Text shown:
I’m very pleased that the ‘Beyond Broadcasting’ issue of Media International Australia is out, not only because it features some excellent articles asking some great questions about the future of television in the era of digital communication, but also because it features an article of mine that I’ve been thinking about on and off for a number of years. My article, ‘Watching Battlestar Galactica in Australia and the Tyranny of Digital Distance‘ has ideas that will already be familiar to readers of this blog (and, indeed, my old blog Ponderance) as the concepts in this paper have slowly built up over time and appeared sporadically in blog form (such as here and here). When I started writing up these fragments into the final paper and posted the abstract in this blog, I was delighted that it provoked a conversation with some of my blog’s readers. A larger number of people seem to have found their way to that post after hitting NBC’s “We’re sorry, but the clip you selected isn’t available from your location” message and punching it into Google, and a few of them offered a comment on this post before heading elsewhere (quite possibly in search of a proxy so they can watch the US-hosted geo-blocked content).
While the article has taken a couple of years to evolve from the initial idea to this published version, the ideas still seem current. Indeed, there was an engaging debate recently in th US between the New York Times Vulture blog (and here, and here) and film and media scholar Michael Newman over the issue of newspapers and blogs posting spoilers about current TV shows when audiences are increasingly time-shifting and either watching their shows a few days later on TiVO, or a few months later on DVD. As I argue in my paper, the problem of avoiding spoilers becomes even harder for viewers in other countries, when the broadcast (or the option to download legally) is often delayed by a number of months – an issue indicative of what I’ve called the tyranny of digital distance.
I’m also pleased that the editors of this themed issue, and the general editor of Media International Australia were kind enough to give me permission to put up a post-print of my article here. (A post-print, for those interested, is the final version of the article submitted to the journal after the peer review process and final changes to the article have been made, but before the article is page-made and the layout done for the journal itself.) So, if you fancy reading the whole paper and you don’t have access to Media International Australia through your library, you can still read the full paper here.
If you can get hold of the journal, there are a number of other papers which are a great read. One of these, Axel Bruns’ ‘Reconfiguring Television for a Networked, Produsage Context’ can be accessed over at his blog.
As always, any comments or thoughts on my paper or the issues it touches on are most welcome!

Study questions:
1. In the blog post about the Battlestar Galactica article, list every title that appears inside single quotation marks.
2. Summarize the blog post about the Battlestar Galactica article in two sentences.

Page segmentation data

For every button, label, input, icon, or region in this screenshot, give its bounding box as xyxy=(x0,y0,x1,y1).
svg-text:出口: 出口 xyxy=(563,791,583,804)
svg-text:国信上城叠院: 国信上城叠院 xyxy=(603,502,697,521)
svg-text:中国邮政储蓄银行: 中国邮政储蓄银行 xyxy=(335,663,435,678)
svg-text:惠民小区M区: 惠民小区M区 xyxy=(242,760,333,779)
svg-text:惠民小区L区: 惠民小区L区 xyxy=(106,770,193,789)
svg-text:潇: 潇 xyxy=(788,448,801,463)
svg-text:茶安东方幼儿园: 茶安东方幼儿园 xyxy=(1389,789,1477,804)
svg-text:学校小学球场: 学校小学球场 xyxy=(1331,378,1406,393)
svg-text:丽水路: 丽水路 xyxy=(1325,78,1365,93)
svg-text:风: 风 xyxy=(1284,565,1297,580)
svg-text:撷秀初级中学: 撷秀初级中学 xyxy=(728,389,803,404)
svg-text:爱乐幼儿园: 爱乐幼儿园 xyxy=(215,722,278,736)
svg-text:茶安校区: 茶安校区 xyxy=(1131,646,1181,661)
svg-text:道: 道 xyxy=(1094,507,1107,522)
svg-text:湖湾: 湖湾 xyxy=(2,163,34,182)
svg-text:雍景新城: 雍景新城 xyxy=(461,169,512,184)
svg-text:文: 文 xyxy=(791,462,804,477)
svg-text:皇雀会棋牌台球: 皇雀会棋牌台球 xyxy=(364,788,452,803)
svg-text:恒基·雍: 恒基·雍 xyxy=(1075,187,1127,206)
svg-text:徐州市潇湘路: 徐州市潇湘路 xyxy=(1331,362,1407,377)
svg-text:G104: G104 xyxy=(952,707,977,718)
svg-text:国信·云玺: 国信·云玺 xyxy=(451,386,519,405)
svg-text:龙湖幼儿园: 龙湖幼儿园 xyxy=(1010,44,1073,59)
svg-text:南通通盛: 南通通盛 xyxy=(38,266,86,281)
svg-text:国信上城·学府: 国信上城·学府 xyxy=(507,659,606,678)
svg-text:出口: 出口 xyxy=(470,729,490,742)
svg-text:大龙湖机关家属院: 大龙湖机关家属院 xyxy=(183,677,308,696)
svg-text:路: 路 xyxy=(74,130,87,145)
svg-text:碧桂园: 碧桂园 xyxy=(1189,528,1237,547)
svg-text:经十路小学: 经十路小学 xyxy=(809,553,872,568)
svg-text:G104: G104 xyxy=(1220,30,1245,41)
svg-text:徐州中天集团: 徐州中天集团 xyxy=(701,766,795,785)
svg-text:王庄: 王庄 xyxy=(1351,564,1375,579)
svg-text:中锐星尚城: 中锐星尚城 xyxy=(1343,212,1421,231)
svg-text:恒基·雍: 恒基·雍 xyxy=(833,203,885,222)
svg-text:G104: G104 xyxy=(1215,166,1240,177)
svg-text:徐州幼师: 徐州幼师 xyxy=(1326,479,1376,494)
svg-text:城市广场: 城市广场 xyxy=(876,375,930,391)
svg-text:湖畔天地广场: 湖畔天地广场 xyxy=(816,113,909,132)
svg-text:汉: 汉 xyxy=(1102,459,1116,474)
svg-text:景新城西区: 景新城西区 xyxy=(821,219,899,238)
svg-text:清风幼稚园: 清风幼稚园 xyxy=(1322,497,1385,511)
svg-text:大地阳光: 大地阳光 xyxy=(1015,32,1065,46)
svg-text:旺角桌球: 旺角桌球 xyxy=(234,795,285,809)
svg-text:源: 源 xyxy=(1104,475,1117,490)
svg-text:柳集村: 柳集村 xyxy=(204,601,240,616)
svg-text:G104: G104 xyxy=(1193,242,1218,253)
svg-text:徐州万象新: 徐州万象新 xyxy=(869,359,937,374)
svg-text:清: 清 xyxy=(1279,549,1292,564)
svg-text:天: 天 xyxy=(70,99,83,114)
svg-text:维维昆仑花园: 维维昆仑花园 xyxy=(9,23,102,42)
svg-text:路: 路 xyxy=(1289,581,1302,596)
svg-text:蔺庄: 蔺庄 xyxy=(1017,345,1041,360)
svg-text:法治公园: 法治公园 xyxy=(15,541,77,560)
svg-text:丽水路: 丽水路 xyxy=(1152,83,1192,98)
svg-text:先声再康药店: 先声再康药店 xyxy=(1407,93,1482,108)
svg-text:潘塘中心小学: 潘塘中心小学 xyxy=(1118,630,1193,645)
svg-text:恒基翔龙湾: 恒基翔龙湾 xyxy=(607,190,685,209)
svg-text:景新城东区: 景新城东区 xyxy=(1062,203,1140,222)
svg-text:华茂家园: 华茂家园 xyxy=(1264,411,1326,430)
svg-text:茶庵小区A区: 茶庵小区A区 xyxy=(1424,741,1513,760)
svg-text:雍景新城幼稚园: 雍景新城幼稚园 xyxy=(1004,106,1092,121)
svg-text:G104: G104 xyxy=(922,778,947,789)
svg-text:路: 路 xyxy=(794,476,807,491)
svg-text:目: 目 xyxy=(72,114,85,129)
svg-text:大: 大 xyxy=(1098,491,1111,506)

Solved problems:
1.
- 'Beyond Broadcasting'
- 'Watching Battlestar Galactica in Australia and the Tyranny of Digital Distance'
- 'Reconfiguring Television for a Networked, Produsage Context'

2. The author announces that the 'Beyond Broadcasting' issue of Media International Australia includes their article on watching Battlestar Galactica in Australia and the tyranny of digital distance. The post argues that the ideas are still current, since overseas viewers face delays of months that make spoilers hard to avoid, and it links a post-print of the paper that the editors gave permission to share.